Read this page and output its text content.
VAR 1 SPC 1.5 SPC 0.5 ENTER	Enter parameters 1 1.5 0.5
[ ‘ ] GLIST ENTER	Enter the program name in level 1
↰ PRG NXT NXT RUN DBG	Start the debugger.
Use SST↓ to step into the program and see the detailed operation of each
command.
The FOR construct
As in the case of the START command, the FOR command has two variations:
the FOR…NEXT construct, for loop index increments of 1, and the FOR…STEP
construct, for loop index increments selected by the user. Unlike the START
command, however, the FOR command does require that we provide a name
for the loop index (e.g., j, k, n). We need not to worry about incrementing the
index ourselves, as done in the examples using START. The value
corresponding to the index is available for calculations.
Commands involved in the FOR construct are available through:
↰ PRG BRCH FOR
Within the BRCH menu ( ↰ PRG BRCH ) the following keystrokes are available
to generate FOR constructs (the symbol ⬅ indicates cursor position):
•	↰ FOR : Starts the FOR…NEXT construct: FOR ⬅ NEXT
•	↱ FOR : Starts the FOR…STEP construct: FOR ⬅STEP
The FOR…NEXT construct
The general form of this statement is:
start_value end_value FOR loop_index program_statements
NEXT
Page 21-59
.....
Gather each line in the entries above where the string "NEXT" is found.

the FOR…NEXT construct, for loop index increments of 1, and the FOR…STEP
•	↰ FOR : Starts the FOR…NEXT construct: FOR ⬅ NEXT
The FOR…NEXT construct
NEXT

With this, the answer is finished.